EXERCISE: Determine how many lines contain the string "EIFS" and reply with that number alone.

Figure record listings:
+ + +

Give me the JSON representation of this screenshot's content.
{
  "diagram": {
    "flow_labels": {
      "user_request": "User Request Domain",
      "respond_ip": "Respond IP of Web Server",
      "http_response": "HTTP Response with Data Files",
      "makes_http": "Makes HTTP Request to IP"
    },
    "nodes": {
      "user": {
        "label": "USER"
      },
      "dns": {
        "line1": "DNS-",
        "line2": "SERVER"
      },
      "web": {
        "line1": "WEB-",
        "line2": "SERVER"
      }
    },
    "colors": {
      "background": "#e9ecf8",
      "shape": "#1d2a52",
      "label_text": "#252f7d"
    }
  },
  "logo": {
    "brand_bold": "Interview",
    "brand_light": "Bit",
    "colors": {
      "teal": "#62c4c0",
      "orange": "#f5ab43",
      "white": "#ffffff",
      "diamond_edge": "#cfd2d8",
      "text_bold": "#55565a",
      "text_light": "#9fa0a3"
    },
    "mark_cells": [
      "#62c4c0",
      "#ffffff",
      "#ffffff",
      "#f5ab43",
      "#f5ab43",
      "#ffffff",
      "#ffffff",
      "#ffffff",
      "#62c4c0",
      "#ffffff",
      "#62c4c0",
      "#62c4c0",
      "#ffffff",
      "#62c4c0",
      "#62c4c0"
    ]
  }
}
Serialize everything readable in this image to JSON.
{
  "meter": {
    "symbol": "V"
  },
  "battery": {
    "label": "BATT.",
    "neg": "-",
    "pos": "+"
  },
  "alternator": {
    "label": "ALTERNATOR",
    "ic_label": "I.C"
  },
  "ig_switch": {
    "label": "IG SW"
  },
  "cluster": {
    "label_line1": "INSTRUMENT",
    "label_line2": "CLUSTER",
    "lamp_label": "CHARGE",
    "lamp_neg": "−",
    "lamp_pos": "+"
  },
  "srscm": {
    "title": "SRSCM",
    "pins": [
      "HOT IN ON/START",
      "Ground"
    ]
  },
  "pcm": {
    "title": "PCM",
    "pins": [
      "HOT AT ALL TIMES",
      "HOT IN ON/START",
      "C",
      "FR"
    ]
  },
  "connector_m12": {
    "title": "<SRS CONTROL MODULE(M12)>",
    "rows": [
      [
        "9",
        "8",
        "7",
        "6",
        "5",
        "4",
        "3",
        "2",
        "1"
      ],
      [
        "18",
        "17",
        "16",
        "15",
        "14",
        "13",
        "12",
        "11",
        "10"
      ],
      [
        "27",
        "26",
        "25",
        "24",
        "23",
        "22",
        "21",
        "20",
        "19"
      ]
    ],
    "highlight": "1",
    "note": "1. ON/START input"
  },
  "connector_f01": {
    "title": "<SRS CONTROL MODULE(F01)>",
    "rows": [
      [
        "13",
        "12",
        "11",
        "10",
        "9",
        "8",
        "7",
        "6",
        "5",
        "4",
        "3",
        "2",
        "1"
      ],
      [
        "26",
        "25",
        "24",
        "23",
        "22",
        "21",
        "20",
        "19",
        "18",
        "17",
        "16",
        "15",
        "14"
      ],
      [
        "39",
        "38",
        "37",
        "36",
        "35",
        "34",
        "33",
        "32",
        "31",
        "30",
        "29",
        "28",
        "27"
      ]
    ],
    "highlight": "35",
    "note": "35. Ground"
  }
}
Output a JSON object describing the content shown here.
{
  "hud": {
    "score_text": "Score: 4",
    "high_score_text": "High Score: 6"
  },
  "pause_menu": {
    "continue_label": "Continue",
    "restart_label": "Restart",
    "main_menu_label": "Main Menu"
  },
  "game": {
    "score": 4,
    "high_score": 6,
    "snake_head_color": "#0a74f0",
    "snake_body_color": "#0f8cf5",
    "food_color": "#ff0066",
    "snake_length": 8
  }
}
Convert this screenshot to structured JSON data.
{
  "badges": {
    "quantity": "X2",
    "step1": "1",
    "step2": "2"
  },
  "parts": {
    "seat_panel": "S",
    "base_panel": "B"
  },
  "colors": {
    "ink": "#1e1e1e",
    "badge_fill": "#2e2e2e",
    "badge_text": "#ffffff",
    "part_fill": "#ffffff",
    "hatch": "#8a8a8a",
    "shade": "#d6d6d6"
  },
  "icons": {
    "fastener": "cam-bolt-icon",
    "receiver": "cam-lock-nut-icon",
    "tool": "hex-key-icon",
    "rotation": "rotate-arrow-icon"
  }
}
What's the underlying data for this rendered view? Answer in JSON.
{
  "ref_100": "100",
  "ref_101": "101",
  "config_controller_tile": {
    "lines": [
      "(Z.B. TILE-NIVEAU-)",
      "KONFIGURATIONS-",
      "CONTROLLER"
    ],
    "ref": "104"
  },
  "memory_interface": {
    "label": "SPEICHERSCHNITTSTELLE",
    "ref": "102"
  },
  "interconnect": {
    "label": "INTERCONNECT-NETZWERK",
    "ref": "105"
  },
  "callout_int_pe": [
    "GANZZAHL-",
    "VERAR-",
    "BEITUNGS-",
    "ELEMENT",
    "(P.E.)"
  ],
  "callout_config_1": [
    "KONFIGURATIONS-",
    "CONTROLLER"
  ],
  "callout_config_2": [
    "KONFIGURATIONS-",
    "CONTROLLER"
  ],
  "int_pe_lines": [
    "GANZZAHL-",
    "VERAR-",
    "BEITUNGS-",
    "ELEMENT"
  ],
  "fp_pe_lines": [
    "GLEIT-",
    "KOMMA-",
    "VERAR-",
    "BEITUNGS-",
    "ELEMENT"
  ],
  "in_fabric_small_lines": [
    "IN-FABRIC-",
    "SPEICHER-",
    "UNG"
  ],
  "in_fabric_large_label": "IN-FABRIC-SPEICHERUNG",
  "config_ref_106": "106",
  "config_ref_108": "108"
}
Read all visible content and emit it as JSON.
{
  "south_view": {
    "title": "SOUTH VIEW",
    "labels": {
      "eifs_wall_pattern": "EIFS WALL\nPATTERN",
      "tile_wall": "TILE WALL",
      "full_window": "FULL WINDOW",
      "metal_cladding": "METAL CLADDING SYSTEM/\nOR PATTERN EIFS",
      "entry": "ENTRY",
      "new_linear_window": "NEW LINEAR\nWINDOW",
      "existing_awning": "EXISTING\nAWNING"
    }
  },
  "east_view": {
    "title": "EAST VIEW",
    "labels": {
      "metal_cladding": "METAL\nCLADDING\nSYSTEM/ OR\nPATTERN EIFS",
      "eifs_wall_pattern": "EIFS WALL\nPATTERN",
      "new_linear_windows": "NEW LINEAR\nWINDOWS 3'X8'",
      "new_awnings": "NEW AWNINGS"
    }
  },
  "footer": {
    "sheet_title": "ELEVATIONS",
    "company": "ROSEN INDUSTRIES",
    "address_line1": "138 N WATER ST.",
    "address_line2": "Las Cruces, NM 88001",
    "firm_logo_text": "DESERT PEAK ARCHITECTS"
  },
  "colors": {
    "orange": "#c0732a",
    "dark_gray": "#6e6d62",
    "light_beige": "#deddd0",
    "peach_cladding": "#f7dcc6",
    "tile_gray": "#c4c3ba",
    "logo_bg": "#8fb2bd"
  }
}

+ + +

ANSWER IN FULL: 4